- _DATA EXTRACT_:
* * * * *

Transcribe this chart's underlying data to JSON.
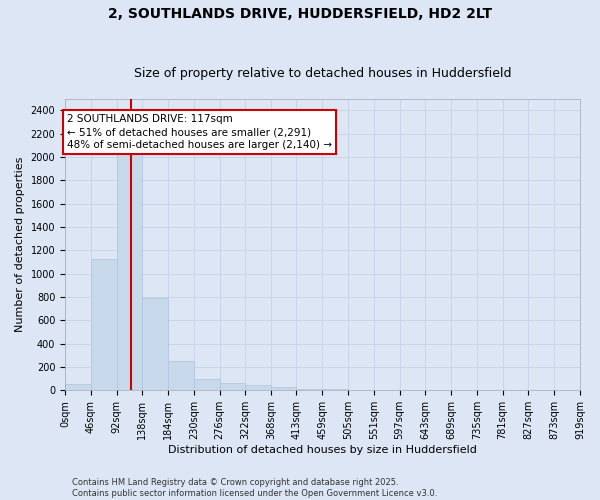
{
  "title_line1": "2, SOUTHLANDS DRIVE, HUDDERSFIELD, HD2 2LT",
  "title_line2": "Size of property relative to detached houses in Huddersfield",
  "xlabel": "Distribution of detached houses by size in Huddersfield",
  "ylabel": "Number of detached properties",
  "bar_color": "#c9d9ec",
  "bar_edge_color": "#afc4dd",
  "grid_color": "#c8d4e8",
  "background_color": "#dce6f5",
  "fig_background": "#dce6f5",
  "vline_x": 117,
  "vline_color": "#cc0000",
  "annotation_text": "2 SOUTHLANDS DRIVE: 117sqm\n← 51% of detached houses are smaller (2,291)\n48% of semi-detached houses are larger (2,140) →",
  "annotation_box_facecolor": "#ffffff",
  "annotation_box_edge": "#cc0000",
  "bin_edges": [
    0,
    46,
    92,
    138,
    184,
    230,
    276,
    322,
    368,
    413,
    459,
    505,
    551,
    597,
    643,
    689,
    735,
    781,
    827,
    873,
    919
  ],
  "bar_heights": [
    55,
    1130,
    2050,
    790,
    250,
    95,
    65,
    50,
    25,
    15,
    8,
    4,
    2,
    1,
    1,
    1,
    0,
    0,
    0,
    0
  ],
  "ylim": [
    0,
    2500
  ],
  "yticks": [
    0,
    200,
    400,
    600,
    800,
    1000,
    1200,
    1400,
    1600,
    1800,
    2000,
    2200,
    2400
  ],
  "footer_text": "Contains HM Land Registry data © Crown copyright and database right 2025.\nContains public sector information licensed under the Open Government Licence v3.0.",
  "title_fontsize": 10,
  "subtitle_fontsize": 9,
  "ylabel_fontsize": 8,
  "xlabel_fontsize": 8,
  "tick_fontsize": 7,
  "annotation_fontsize": 7.5,
  "footer_fontsize": 6
}
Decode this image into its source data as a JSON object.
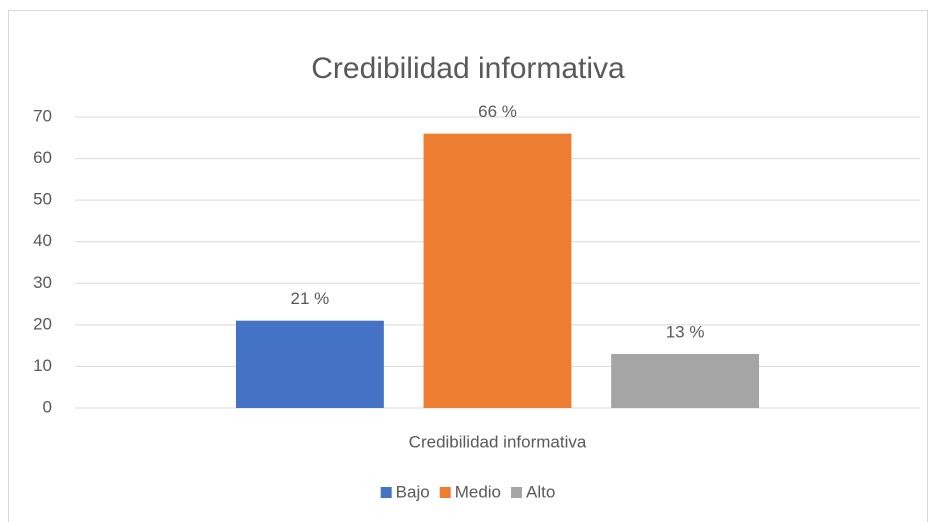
{
  "chart_data": {
    "type": "bar",
    "title": "Credibilidad informativa",
    "categories": [
      "Credibilidad informativa"
    ],
    "series": [
      {
        "name": "Bajo",
        "color": "#4472c4",
        "values": [
          21
        ],
        "value_labels": [
          "21 %"
        ]
      },
      {
        "name": "Medio",
        "color": "#ed7d31",
        "values": [
          66
        ],
        "value_labels": [
          "66 %"
        ]
      },
      {
        "name": "Alto",
        "color": "#a5a5a5",
        "values": [
          13
        ],
        "value_labels": [
          "13 %"
        ]
      }
    ],
    "ylim": [
      0,
      70
    ],
    "yticks": [
      0,
      10,
      20,
      30,
      40,
      50,
      60,
      70
    ],
    "grid": true,
    "legend": "bottom"
  }
}
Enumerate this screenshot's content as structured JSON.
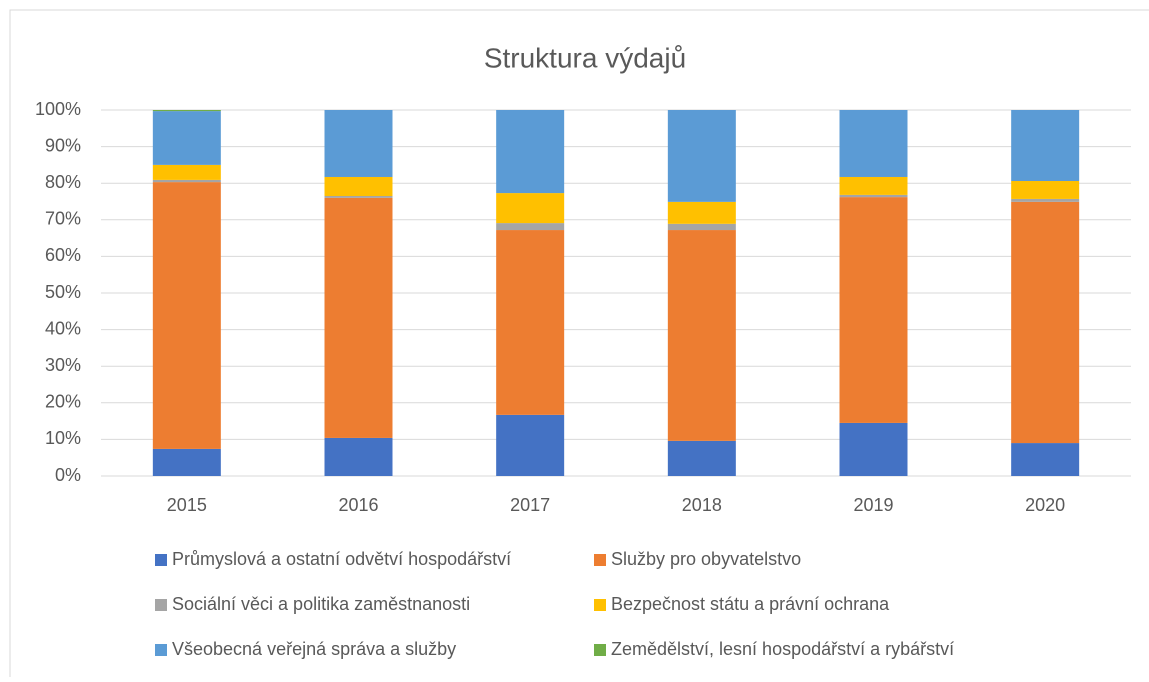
{
  "chart_data": {
    "type": "stacked_bar",
    "title": "Struktura výdajů",
    "categories": [
      "2015",
      "2016",
      "2017",
      "2018",
      "2019",
      "2020"
    ],
    "series": [
      {
        "name": "Průmyslová a ostatní odvětví hospodářství",
        "color": "#4472c4",
        "values": [
          7.4,
          10.4,
          16.7,
          9.6,
          14.5,
          9.0
        ]
      },
      {
        "name": "Služby pro obyvatelstvo",
        "color": "#ed7d31",
        "values": [
          72.9,
          65.6,
          50.5,
          57.6,
          61.7,
          65.9
        ]
      },
      {
        "name": "Sociální věci a politika zaměstnanosti",
        "color": "#a5a5a5",
        "values": [
          0.6,
          0.5,
          1.9,
          1.7,
          0.6,
          0.8
        ]
      },
      {
        "name": "Bezpečnost státu a právní ochrana",
        "color": "#ffc000",
        "values": [
          4.1,
          5.2,
          8.2,
          6.0,
          4.9,
          4.9
        ]
      },
      {
        "name": "Všeobecná veřejná správa a služby",
        "color": "#5b9bd5",
        "values": [
          14.7,
          18.3,
          22.7,
          25.1,
          18.3,
          19.4
        ]
      },
      {
        "name": "Zemědělství, lesní hospodářství a rybářství",
        "color": "#70ad47",
        "values": [
          0.3,
          0,
          0,
          0,
          0,
          0
        ]
      }
    ],
    "ylim": [
      0,
      100
    ],
    "yticks": [
      {
        "value": 0,
        "label": "0%"
      },
      {
        "value": 10,
        "label": "10%"
      },
      {
        "value": 20,
        "label": "20%"
      },
      {
        "value": 30,
        "label": "30%"
      },
      {
        "value": 40,
        "label": "40%"
      },
      {
        "value": 50,
        "label": "50%"
      },
      {
        "value": 60,
        "label": "60%"
      },
      {
        "value": 70,
        "label": "70%"
      },
      {
        "value": 80,
        "label": "80%"
      },
      {
        "value": 90,
        "label": "90%"
      },
      {
        "value": 100,
        "label": "100%"
      }
    ],
    "grid": true,
    "legend": "bottom"
  }
}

* * * * *

- _WRITTEN PROBLEM_:
Write out each entry exactly as given, omitting any picture.

- _WRITTEN RESPONSE_:
Transcribe this chart's underlying data to JSON.
{
  "title_line1": "2, SOUTHLANDS DRIVE, HUDDERSFIELD, HD2 2LT",
  "title_line2": "Size of property relative to detached houses in Huddersfield",
  "xlabel": "Distribution of detached houses by size in Huddersfield",
  "ylabel": "Number of detached properties",
  "bar_color": "#c9d9ec",
  "bar_edge_color": "#afc4dd",
  "grid_color": "#c8d4e8",
  "background_color": "#dce6f5",
  "fig_background": "#dce6f5",
  "vline_x": 117,
  "vline_color": "#cc0000",
  "annotation_text": "2 SOUTHLANDS DRIVE: 117sqm\n← 51% of detached houses are smaller (2,291)\n48% of semi-detached houses are larger (2,140) →",
  "annotation_box_facecolor": "#ffffff",
  "annotation_box_edge": "#cc0000",
  "bin_edges": [
    0,
    46,
    92,
    138,
    184,
    230,
    276,
    322,
    368,
    413,
    459,
    505,
    551,
    597,
    643,
    689,
    735,
    781,
    827,
    873,
    919
  ],
  "bar_heights": [
    55,
    1130,
    2050,
    790,
    250,
    95,
    65,
    50,
    25,
    15,
    8,
    4,
    2,
    1,
    1,
    1,
    0,
    0,
    0,
    0
  ],
  "ylim": [
    0,
    2500
  ],
  "yticks": [
    0,
    200,
    400,
    600,
    800,
    1000,
    1200,
    1400,
    1600,
    1800,
    2000,
    2200,
    2400
  ],
  "footer_text": "Contains HM Land Registry data © Crown copyright and database right 2025.\nContains public sector information licensed under the Open Government Licence v3.0.",
  "title_fontsize": 10,
  "subtitle_fontsize": 9,
  "ylabel_fontsize": 8,
  "xlabel_fontsize": 8,
  "tick_fontsize": 7,
  "annotation_fontsize": 7.5,
  "footer_fontsize": 6
}
Decode this image into its source data as a JSON object.
{
  "chart_data": {
    "type": "bar",
    "title": "Credibilidad informativa",
    "categories": [
      "Credibilidad informativa"
    ],
    "series": [
      {
        "name": "Bajo",
        "color": "#4472c4",
        "values": [
          21
        ],
        "value_labels": [
          "21 %"
        ]
      },
      {
        "name": "Medio",
        "color": "#ed7d31",
        "values": [
          66
        ],
        "value_labels": [
          "66 %"
        ]
      },
      {
        "name": "Alto",
        "color": "#a5a5a5",
        "values": [
          13
        ],
        "value_labels": [
          "13 %"
        ]
      }
    ],
    "ylim": [
      0,
      70
    ],
    "yticks": [
      0,
      10,
      20,
      30,
      40,
      50,
      60,
      70
    ],
    "grid": true,
    "legend": "bottom"
  }
}
Enumerate this screenshot's content as structured JSON.
{
  "chart_data": {
    "type": "stacked_bar",
    "title": "Struktura výdajů",
    "categories": [
      "2015",
      "2016",
      "2017",
      "2018",
      "2019",
      "2020"
    ],
    "series": [
      {
        "name": "Průmyslová a ostatní odvětví hospodářství",
        "color": "#4472c4",
        "values": [
          7.4,
          10.4,
          16.7,
          9.6,
          14.5,
          9.0
        ]
      },
      {
        "name": "Služby pro obyvatelstvo",
        "color": "#ed7d31",
        "values": [
          72.9,
          65.6,
          50.5,
          57.6,
          61.7,
          65.9
        ]
      },
      {
        "name": "Sociální věci a politika zaměstnanosti",
        "color": "#a5a5a5",
        "values": [
          0.6,
          0.5,
          1.9,
          1.7,
          0.6,
          0.8
        ]
      },
      {
        "name": "Bezpečnost státu a právní ochrana",
        "color": "#ffc000",
        "values": [
          4.1,
          5.2,
          8.2,
          6.0,
          4.9,
          4.9
        ]
      },
      {
        "name": "Všeobecná veřejná správa a služby",
        "color": "#5b9bd5",
        "values": [
          14.7,
          18.3,
          22.7,
          25.1,
          18.3,
          19.4
        ]
      },
      {
        "name": "Zemědělství, lesní hospodářství a rybářství",
        "color": "#70ad47",
        "values": [
          0.3,
          0,
          0,
          0,
          0,
          0
        ]
      }
    ],
    "ylim": [
      0,
      100
    ],
    "yticks": [
      {
        "value": 0,
        "label": "0%"
      },
      {
        "value": 10,
        "label": "10%"
      },
      {
        "value": 20,
        "label": "20%"
      },
      {
        "value": 30,
        "label": "30%"
      },
      {
        "value": 40,
        "label": "40%"
      },
      {
        "value": 50,
        "label": "50%"
      },
      {
        "value": 60,
        "label": "60%"
      },
      {
        "value": 70,
        "label": "70%"
      },
      {
        "value": 80,
        "label": "80%"
      },
      {
        "value": 90,
        "label": "90%"
      },
      {
        "value": 100,
        "label": "100%"
      }
    ],
    "grid": true,
    "legend": "bottom"
  }
}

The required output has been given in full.